▸ JOB
Identify the line with "Transcribe this image's"; copy word for word that line and every one after it, to the end of the listing. Exclude pictures.

Extracted data entries:
"""

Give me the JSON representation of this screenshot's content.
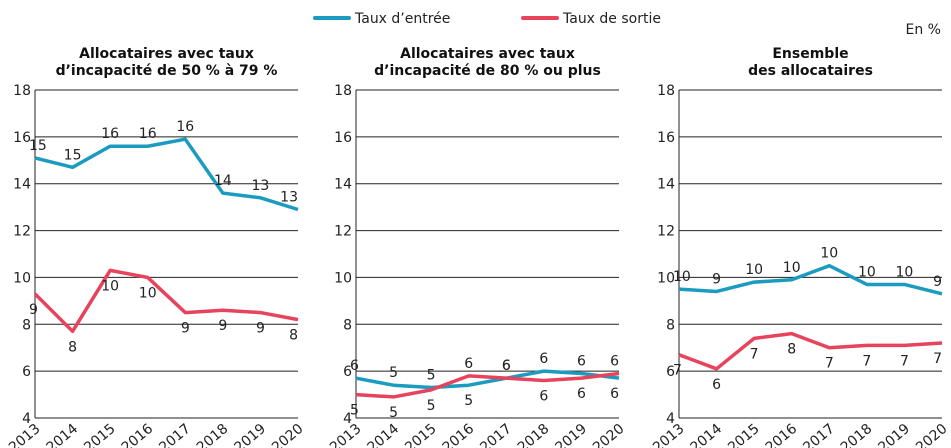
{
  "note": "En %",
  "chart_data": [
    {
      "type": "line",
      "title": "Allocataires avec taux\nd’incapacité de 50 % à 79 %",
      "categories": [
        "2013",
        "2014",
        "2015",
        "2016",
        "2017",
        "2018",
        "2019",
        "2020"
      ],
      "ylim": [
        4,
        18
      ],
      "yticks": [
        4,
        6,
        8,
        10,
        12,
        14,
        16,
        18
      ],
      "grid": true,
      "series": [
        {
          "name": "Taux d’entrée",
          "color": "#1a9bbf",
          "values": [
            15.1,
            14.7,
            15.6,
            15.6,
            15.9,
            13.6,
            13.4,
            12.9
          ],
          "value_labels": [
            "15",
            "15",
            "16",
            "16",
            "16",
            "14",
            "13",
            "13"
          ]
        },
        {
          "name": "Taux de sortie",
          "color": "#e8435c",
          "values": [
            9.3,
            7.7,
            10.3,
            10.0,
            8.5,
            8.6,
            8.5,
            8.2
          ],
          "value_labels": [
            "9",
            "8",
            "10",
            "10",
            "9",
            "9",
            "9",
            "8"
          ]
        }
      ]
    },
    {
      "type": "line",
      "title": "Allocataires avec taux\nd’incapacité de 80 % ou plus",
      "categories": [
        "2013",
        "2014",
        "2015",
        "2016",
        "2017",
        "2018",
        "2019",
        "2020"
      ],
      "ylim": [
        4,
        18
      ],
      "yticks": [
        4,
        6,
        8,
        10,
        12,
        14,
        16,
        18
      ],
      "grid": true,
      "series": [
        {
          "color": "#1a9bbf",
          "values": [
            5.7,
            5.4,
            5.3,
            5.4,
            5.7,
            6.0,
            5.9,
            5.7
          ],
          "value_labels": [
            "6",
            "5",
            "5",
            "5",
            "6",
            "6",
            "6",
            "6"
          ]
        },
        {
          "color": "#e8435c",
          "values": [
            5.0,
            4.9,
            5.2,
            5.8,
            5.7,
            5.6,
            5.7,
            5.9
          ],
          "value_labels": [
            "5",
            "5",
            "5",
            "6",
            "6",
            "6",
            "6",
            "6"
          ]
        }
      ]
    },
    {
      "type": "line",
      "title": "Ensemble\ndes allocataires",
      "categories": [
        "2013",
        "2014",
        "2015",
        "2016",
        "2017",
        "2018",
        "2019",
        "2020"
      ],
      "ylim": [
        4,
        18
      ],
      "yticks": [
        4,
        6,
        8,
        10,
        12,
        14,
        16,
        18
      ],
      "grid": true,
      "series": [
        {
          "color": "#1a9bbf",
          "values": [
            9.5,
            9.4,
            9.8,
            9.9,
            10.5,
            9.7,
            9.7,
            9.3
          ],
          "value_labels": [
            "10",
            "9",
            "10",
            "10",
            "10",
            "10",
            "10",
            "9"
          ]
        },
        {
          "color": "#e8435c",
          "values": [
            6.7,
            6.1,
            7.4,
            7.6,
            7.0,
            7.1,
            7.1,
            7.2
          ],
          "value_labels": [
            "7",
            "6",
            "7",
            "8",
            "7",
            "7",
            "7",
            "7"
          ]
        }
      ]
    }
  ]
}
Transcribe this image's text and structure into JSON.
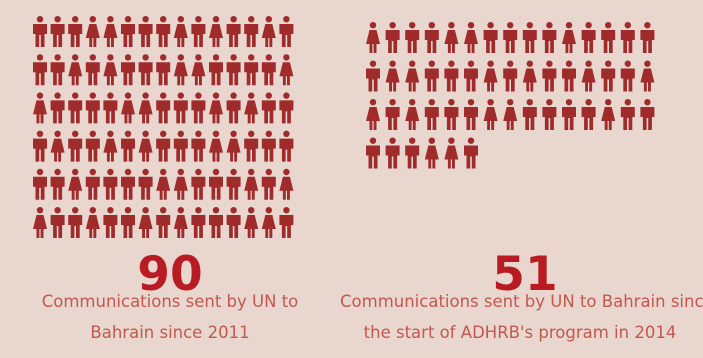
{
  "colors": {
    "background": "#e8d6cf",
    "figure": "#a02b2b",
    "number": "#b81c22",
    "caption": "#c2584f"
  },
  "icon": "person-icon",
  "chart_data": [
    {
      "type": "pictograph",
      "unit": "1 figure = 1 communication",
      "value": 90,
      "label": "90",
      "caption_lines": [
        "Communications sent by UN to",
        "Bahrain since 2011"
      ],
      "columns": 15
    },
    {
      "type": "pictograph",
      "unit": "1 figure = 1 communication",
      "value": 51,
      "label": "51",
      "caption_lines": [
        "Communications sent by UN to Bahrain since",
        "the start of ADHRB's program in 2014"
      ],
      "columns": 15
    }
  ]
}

"""

▸ SOLUTION TO THIS TASK
Transcribe this image's text and structure into JSON.
{
  "colors": {
    "background": "#e8d6cf",
    "figure": "#a02b2b",
    "number": "#b81c22",
    "caption": "#c2584f"
  },
  "icon": "person-icon",
  "chart_data": [
    {
      "type": "pictograph",
      "unit": "1 figure = 1 communication",
      "value": 90,
      "label": "90",
      "caption_lines": [
        "Communications sent by UN to",
        "Bahrain since 2011"
      ],
      "columns": 15
    },
    {
      "type": "pictograph",
      "unit": "1 figure = 1 communication",
      "value": 51,
      "label": "51",
      "caption_lines": [
        "Communications sent by UN to Bahrain since",
        "the start of ADHRB's program in 2014"
      ],
      "columns": 15
    }
  ]
}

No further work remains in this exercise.